Reproduce each of the lines word for word.

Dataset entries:
═══

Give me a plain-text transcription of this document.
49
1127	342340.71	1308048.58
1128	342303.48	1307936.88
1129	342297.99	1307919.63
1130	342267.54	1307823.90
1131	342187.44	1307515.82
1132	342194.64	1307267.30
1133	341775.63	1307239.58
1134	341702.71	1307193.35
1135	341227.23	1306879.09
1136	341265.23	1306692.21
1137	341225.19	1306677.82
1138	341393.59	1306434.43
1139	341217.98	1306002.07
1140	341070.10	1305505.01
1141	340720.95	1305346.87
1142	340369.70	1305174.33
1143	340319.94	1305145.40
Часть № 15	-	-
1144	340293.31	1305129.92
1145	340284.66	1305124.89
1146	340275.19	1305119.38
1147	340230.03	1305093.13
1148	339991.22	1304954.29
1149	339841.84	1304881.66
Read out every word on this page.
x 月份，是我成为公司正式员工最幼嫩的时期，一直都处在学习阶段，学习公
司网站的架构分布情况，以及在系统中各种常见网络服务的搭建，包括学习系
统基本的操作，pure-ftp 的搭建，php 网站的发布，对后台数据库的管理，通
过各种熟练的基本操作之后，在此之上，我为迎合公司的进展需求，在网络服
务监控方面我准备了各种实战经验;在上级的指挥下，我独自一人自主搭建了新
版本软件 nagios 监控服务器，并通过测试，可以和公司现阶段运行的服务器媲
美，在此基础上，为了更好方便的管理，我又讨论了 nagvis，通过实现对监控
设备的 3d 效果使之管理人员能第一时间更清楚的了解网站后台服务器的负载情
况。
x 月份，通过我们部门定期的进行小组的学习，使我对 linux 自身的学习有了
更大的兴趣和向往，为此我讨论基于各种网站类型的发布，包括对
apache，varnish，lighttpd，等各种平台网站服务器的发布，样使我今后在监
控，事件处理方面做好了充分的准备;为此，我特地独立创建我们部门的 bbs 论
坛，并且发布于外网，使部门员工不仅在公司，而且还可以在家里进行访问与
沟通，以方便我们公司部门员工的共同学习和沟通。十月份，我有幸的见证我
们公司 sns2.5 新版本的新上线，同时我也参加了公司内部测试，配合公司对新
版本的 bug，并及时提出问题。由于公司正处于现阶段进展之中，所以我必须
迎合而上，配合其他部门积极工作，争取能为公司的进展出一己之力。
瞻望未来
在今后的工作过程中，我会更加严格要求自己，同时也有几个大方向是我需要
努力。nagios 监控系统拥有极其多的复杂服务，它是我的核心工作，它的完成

═══

• [Final result]:
Give me a plain-text transcription of this document.
49
1127	342340.71	1308048.58
1128	342303.48	1307936.88
1129	342297.99	1307919.63
1130	342267.54	1307823.90
1131	342187.44	1307515.82
1132	342194.64	1307267.30
1133	341775.63	1307239.58
1134	341702.71	1307193.35
1135	341227.23	1306879.09
1136	341265.23	1306692.21
1137	341225.19	1306677.82
1138	341393.59	1306434.43
1139	341217.98	1306002.07
1140	341070.10	1305505.01
1141	340720.95	1305346.87
1142	340369.70	1305174.33
1143	340319.94	1305145.40
Часть № 15	-	-
1144	340293.31	1305129.92
1145	340284.66	1305124.89
1146	340275.19	1305119.38
1147	340230.03	1305093.13
1148	339991.22	1304954.29
1149	339841.84	1304881.66
Read out every word on this page.
x 月份，是我成为公司正式员工最幼嫩的时期，一直都处在学习阶段，学习公
司网站的架构分布情况，以及在系统中各种常见网络服务的搭建，包括学习系
统基本的操作，pure-ftp 的搭建，php 网站的发布，对后台数据库的管理，通
过各种熟练的基本操作之后，在此之上，我为迎合公司的进展需求，在网络服
务监控方面我准备了各种实战经验;在上级的指挥下，我独自一人自主搭建了新
版本软件 nagios 监控服务器，并通过测试，可以和公司现阶段运行的服务器媲
美，在此基础上，为了更好方便的管理，我又讨论了 nagvis，通过实现对监控
设备的 3d 效果使之管理人员能第一时间更清楚的了解网站后台服务器的负载情
况。
x 月份，通过我们部门定期的进行小组的学习，使我对 linux 自身的学习有了
更大的兴趣和向往，为此我讨论基于各种网站类型的发布，包括对
apache，varnish，lighttpd，等各种平台网站服务器的发布，样使我今后在监
控，事件处理方面做好了充分的准备;为此，我特地独立创建我们部门的 bbs 论
坛，并且发布于外网，使部门员工不仅在公司，而且还可以在家里进行访问与
沟通，以方便我们公司部门员工的共同学习和沟通。十月份，我有幸的见证我
们公司 sns2.5 新版本的新上线，同时我也参加了公司内部测试，配合公司对新
版本的 bug，并及时提出问题。由于公司正处于现阶段进展之中，所以我必须
迎合而上，配合其他部门积极工作，争取能为公司的进展出一己之力。
瞻望未来
在今后的工作过程中，我会更加严格要求自己，同时也有几个大方向是我需要
努力。nagios 监控系统拥有极其多的复杂服务，它是我的核心工作，它的完成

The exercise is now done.